— Extracto de la página —
¡HALA CELTA!

La Voz

OPINIÓN

VENTURA PÉREZ MARIÑO PUNTO DE ENCUENTRO

29 jun 2001 . Actualizado a las 07:00 h.

El fútbol no es en sí mismo un espectáculo, en lo que realmente se ha convertido es en una pasión. En el largo túnel del franquismo, el fútbol y sus aledaños se aliaban con la derechona. Como todo espectáculo de masas, el balompié era utilizado por el régimen autoritario del General Franco, que ideologizó el juego identificándolo con las virtudes de la raza para doblegar a la pérfida Albión e impedir cruzarse con el comunismo, salvo la excepción de aquella final del gol de Marcelino a la atea Rusia. Con Zarra y Marcelino nos reivindicaban como realidad, y comprobábamos que pertenecíamos a un pueblo con destino en lo universal, aunque ciertamente efímero, pues las alegrías se evanecían enseguida cuando cualquier equipo del Este nos devolvía a la Tierra. Con esa perspectiva, a los opositores se les negaba la posibilidad futbolera. La democracia ha neutralizado el deporte. Los políticos, a imagen de Sandro Pertini, llenan los palcos de los estadios probablemente porque les gusta el fútbol y seguramente porque les parece imprescindible que los vean apoyando, animando e incluso opinando. Pero tal vez el lado más novedoso del deporte rey es la identificación siamesa de los ciudadanos con sus respectivos equipos con desprecio de matices, entrenadores o presidentes. En esta época virtual, con importantes lagunas referenciales, el equipo, el equipo de cada ciudad, sobre todo si va bien, nos permite subirnos a su grupa y cabalgar atados a sus éxitos identificando nuestras proyecciones con sus victorias. ¡Ahí es nada! En Galicia no nos podemos quejar. El Dépor y el Celta nos han permitido en los últimos años sacar pecho y creernos en la gloria, o tocando el cielo. Nos han permitido comentar como entendidos los lunes y martes, hacer alineaciones los miércoles y jueves, meter goles los viernes y sábados, y comprobar los domingos que estábamos en lo cierto. No sé si ya se habrá estudiado, pero tal vez esa sea la causa, de ser cierta, del escaso consumo de prozac en nuestra Comunidad. Con seguridad, no existe en nuestra cultura ninguna circunstancia que haga poner en movimiento a más de veinte mil personas, como los vigueses, que se han desplazado a la búsqueda de El Dorado, algunos pidiendo créditos para hacer frente a los gastos; otros, permisos laborales, y todos ellos comulgando con el objetivo victorioso. Así que, como Antoñito el Camborio, a Sevilla a ver... al Celta.

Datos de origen
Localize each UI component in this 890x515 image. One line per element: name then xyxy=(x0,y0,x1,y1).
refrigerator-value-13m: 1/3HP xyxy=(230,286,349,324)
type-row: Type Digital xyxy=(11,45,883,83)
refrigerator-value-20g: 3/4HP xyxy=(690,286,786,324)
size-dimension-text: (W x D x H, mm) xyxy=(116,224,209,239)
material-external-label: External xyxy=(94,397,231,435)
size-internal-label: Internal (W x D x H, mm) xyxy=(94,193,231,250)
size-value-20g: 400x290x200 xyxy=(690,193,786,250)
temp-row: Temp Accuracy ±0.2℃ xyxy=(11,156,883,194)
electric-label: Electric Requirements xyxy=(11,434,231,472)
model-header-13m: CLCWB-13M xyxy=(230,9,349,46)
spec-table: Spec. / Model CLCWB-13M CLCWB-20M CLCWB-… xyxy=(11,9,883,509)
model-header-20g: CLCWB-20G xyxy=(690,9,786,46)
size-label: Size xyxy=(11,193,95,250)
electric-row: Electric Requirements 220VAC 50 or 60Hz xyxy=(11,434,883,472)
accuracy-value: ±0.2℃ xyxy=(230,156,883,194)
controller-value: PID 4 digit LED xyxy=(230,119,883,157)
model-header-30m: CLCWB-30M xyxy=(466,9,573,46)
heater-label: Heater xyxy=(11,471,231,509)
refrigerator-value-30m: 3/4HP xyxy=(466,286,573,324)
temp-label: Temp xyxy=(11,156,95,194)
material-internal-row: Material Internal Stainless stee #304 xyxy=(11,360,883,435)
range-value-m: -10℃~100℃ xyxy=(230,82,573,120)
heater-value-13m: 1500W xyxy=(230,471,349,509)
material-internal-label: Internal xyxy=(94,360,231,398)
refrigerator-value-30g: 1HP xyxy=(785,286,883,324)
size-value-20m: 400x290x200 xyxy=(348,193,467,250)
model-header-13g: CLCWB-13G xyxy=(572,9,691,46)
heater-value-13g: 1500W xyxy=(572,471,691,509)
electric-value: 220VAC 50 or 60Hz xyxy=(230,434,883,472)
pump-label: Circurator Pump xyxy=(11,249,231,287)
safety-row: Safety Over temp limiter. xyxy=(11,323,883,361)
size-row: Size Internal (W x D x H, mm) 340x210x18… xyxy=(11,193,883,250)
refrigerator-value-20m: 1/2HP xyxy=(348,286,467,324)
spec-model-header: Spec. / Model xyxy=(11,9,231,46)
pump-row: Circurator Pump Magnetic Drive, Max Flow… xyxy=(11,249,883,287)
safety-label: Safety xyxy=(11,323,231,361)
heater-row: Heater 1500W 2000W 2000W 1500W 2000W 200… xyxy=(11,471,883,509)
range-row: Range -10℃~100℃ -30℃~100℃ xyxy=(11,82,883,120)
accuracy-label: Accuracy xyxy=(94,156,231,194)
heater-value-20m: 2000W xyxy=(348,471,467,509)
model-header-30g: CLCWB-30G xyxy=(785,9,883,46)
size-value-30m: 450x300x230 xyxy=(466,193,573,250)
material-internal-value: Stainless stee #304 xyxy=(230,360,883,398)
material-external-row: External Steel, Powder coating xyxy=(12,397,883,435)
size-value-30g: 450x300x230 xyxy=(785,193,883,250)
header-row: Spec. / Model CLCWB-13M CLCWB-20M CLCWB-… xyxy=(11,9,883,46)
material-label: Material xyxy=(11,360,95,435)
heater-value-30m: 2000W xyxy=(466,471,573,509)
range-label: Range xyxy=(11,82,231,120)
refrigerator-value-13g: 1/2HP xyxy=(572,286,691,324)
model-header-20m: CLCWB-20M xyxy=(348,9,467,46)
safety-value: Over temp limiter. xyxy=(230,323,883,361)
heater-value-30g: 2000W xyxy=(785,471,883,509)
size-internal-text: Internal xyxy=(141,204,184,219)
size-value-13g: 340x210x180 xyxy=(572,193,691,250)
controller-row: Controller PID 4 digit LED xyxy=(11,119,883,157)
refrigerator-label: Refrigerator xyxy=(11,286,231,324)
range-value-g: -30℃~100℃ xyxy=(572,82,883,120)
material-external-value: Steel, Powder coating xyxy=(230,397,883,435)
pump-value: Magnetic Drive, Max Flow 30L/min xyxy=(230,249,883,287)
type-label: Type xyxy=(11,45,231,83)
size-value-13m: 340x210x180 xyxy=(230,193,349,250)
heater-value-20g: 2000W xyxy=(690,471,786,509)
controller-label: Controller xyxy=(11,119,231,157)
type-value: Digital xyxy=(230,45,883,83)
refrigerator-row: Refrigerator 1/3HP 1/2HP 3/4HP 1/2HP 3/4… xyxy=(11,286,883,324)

— El problema —
Indica a qué ciudad se va a ver al Celta, según la columna sobre el fútbol.

— Solución del ejercicio —
A Sevilla.